[START]

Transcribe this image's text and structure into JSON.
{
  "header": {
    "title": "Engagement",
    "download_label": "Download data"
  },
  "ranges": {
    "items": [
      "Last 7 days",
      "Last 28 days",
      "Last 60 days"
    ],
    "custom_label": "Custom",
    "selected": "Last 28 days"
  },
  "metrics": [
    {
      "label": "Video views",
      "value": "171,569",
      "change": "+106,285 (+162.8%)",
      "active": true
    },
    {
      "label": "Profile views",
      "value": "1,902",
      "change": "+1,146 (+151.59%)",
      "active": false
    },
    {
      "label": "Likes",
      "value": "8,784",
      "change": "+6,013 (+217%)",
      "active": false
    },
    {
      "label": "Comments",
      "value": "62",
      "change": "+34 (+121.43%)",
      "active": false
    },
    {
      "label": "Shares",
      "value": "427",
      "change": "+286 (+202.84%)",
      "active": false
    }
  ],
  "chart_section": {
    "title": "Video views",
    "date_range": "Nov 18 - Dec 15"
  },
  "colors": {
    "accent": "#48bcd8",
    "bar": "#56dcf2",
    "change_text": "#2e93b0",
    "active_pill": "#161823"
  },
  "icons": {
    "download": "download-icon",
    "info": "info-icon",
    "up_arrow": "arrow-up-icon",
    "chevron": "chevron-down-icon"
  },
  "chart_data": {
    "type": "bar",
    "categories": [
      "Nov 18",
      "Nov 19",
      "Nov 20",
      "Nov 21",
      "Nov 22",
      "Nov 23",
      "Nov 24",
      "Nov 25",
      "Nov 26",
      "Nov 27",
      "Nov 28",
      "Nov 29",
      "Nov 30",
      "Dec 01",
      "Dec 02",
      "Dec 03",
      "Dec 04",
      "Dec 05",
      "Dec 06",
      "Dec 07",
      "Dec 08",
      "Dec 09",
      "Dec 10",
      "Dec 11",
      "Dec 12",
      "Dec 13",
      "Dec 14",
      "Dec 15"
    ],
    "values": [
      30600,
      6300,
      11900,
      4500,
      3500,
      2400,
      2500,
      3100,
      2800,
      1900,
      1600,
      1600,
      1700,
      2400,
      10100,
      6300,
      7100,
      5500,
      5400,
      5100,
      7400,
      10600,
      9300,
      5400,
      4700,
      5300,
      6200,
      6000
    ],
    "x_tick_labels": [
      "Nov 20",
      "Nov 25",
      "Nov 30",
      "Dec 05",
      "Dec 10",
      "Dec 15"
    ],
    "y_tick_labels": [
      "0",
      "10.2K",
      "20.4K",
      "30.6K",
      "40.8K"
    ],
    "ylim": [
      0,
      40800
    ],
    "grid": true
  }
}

[END]

*EXERCISE AIM*
Each of the records should be retyped exactly.

*FULL ANSWER*
Transcribe this image's text and structure into JSON.
{
  "header": {
    "title": "Engagement",
    "download_label": "Download data"
  },
  "ranges": {
    "items": [
      "Last 7 days",
      "Last 28 days",
      "Last 60 days"
    ],
    "custom_label": "Custom",
    "selected": "Last 28 days"
  },
  "metrics": [
    {
      "label": "Video views",
      "value": "171,569",
      "change": "+106,285 (+162.8%)",
      "active": true
    },
    {
      "label": "Profile views",
      "value": "1,902",
      "change": "+1,146 (+151.59%)",
      "active": false
    },
    {
      "label": "Likes",
      "value": "8,784",
      "change": "+6,013 (+217%)",
      "active": false
    },
    {
      "label": "Comments",
      "value": "62",
      "change": "+34 (+121.43%)",
      "active": false
    },
    {
      "label": "Shares",
      "value": "427",
      "change": "+286 (+202.84%)",
      "active": false
    }
  ],
  "chart_section": {
    "title": "Video views",
    "date_range": "Nov 18 - Dec 15"
  },
  "colors": {
    "accent": "#48bcd8",
    "bar": "#56dcf2",
    "change_text": "#2e93b0",
    "active_pill": "#161823"
  },
  "icons": {
    "download": "download-icon",
    "info": "info-icon",
    "up_arrow": "arrow-up-icon",
    "chevron": "chevron-down-icon"
  },
  "chart_data": {
    "type": "bar",
    "categories": [
      "Nov 18",
      "Nov 19",
      "Nov 20",
      "Nov 21",
      "Nov 22",
      "Nov 23",
      "Nov 24",
      "Nov 25",
      "Nov 26",
      "Nov 27",
      "Nov 28",
      "Nov 29",
      "Nov 30",
      "Dec 01",
      "Dec 02",
      "Dec 03",
      "Dec 04",
      "Dec 05",
      "Dec 06",
      "Dec 07",
      "Dec 08",
      "Dec 09",
      "Dec 10",
      "Dec 11",
      "Dec 12",
      "Dec 13",
      "Dec 14",
      "Dec 15"
    ],
    "values": [
      30600,
      6300,
      11900,
      4500,
      3500,
      2400,
      2500,
      3100,
      2800,
      1900,
      1600,
      1600,
      1700,
      2400,
      10100,
      6300,
      7100,
      5500,
      5400,
      5100,
      7400,
      10600,
      9300,
      5400,
      4700,
      5300,
      6200,
      6000
    ],
    "x_tick_labels": [
      "Nov 20",
      "Nov 25",
      "Nov 30",
      "Dec 05",
      "Dec 10",
      "Dec 15"
    ],
    "y_tick_labels": [
      "0",
      "10.2K",
      "20.4K",
      "30.6K",
      "40.8K"
    ],
    "ylim": [
      0,
      40800
    ],
    "grid": true
  }
}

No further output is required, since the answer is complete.